**SHORT EXERCISE:**
Tell how many lines in the data below hold the string "home"; give nothing but the number.

**PROVIDED ENTRIES:**

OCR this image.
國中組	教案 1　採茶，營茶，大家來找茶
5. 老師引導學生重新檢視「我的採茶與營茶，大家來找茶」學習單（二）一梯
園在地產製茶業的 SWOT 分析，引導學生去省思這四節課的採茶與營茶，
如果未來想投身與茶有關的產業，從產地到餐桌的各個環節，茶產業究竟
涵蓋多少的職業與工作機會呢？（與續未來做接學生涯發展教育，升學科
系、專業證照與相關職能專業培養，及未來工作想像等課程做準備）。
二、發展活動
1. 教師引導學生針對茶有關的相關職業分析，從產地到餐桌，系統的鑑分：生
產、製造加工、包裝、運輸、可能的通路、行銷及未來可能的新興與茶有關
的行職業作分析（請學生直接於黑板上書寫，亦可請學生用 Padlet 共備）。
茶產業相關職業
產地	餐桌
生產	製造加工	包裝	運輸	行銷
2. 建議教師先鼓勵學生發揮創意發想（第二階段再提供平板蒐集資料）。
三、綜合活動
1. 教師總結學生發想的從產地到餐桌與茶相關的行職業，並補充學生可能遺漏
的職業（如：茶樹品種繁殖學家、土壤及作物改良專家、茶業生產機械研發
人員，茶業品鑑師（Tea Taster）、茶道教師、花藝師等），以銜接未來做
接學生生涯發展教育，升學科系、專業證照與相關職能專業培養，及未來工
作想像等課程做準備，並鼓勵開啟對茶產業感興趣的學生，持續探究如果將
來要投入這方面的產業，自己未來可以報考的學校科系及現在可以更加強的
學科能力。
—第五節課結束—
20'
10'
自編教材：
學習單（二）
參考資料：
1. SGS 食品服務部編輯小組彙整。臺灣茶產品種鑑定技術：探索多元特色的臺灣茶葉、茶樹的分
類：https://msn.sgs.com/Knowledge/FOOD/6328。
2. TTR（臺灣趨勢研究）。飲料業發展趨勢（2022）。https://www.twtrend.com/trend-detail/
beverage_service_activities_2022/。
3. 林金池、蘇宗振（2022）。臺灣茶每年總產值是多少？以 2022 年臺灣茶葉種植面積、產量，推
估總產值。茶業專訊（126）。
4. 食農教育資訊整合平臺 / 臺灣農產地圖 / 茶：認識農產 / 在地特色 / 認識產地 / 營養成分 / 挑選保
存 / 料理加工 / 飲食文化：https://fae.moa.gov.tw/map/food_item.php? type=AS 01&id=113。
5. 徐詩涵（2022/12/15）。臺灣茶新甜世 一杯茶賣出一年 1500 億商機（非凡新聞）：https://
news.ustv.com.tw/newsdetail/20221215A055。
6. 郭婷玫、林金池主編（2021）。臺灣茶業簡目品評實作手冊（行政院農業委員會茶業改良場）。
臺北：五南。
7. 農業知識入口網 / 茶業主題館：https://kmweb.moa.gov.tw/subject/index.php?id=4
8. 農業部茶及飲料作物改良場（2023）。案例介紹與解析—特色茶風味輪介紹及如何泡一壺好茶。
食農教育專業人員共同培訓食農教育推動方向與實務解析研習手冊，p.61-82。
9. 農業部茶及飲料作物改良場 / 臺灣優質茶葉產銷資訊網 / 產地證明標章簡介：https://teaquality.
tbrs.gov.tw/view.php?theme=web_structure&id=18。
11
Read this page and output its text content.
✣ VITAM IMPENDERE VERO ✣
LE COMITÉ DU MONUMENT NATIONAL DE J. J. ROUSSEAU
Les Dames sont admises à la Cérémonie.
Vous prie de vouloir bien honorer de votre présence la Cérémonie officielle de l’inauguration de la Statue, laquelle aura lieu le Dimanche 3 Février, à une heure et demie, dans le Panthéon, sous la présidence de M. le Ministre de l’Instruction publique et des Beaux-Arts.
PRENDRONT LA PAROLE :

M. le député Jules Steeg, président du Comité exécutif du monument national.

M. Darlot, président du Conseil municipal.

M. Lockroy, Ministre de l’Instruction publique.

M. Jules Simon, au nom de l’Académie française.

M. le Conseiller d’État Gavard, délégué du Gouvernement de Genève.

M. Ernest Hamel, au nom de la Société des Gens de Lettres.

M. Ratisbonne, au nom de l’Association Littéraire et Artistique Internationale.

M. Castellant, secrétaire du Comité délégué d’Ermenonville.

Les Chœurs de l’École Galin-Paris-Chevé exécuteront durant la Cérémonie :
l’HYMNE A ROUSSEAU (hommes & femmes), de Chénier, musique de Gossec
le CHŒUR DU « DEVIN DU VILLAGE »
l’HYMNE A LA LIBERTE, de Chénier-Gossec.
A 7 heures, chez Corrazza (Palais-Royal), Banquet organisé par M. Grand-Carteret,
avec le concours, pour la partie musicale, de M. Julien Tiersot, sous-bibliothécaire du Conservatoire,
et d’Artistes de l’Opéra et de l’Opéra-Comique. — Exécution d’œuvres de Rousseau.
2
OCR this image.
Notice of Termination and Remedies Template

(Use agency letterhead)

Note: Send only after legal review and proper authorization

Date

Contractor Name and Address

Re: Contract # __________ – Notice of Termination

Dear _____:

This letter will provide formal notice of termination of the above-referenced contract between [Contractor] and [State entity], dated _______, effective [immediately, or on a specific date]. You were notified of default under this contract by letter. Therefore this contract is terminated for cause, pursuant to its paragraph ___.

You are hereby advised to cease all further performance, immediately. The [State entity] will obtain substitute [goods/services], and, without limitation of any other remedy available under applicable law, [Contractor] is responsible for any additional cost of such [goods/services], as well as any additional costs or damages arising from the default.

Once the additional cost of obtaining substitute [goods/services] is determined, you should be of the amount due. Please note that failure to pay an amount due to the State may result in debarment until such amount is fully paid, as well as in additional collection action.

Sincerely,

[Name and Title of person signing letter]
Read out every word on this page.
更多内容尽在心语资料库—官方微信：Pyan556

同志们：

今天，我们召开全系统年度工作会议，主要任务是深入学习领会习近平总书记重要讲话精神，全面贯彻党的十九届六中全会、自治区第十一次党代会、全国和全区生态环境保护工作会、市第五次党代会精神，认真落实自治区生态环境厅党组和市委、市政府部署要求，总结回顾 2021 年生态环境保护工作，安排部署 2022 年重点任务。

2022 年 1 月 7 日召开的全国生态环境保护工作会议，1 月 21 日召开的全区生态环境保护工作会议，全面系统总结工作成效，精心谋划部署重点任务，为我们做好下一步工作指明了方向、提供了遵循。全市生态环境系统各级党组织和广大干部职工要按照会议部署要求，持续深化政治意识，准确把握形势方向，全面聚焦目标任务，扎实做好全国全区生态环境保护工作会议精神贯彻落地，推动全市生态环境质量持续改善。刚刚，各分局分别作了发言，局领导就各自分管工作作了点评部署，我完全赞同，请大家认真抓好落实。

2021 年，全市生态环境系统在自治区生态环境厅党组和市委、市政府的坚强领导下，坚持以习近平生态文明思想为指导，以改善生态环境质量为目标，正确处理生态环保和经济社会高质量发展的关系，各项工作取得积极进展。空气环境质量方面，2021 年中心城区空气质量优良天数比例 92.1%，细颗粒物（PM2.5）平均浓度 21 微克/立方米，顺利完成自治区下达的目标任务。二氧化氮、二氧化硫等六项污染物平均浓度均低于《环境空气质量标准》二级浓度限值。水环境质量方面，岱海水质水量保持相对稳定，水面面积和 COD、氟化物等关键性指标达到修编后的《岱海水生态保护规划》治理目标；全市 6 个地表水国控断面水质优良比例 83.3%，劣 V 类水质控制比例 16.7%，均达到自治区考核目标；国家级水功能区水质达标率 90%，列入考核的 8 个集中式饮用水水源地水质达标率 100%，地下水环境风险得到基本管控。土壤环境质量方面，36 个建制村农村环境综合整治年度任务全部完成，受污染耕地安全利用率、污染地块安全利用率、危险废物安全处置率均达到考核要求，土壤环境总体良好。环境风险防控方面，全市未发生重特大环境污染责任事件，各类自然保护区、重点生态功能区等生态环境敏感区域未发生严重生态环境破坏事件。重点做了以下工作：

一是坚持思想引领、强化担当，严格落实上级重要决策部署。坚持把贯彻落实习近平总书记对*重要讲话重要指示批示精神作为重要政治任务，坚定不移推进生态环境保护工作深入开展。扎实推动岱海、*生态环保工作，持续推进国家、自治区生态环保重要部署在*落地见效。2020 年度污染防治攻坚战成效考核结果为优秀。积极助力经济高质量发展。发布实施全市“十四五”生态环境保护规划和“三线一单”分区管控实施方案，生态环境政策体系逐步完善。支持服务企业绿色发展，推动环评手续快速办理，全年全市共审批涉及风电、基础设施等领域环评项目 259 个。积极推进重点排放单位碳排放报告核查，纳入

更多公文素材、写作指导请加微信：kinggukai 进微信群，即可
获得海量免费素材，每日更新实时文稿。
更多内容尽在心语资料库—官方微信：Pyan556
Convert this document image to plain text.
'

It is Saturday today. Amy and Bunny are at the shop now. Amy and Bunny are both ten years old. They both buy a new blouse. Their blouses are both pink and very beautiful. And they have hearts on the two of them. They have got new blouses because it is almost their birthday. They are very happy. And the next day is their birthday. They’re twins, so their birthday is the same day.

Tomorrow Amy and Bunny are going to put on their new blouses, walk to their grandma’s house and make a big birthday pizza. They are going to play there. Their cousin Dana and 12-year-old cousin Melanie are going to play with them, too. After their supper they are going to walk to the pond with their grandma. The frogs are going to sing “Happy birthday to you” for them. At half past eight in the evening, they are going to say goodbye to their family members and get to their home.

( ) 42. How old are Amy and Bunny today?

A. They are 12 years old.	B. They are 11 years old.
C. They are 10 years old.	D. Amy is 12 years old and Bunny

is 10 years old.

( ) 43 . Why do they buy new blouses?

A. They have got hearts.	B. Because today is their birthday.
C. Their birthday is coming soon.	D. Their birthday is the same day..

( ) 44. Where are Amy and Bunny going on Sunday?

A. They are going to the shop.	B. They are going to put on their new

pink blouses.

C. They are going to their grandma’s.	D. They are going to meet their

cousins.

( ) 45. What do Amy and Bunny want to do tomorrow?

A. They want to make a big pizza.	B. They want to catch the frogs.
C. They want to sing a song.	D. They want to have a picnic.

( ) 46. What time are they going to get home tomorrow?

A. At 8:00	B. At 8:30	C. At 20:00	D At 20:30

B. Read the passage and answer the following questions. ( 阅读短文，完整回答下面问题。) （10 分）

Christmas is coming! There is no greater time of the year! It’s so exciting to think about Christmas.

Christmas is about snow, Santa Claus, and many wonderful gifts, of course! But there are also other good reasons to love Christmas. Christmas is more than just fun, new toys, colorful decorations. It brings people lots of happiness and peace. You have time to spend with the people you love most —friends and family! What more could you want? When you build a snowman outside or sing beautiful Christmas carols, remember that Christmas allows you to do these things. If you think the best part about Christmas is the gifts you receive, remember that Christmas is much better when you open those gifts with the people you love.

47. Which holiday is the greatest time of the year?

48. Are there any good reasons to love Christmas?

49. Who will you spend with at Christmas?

**SOLUTION:**
2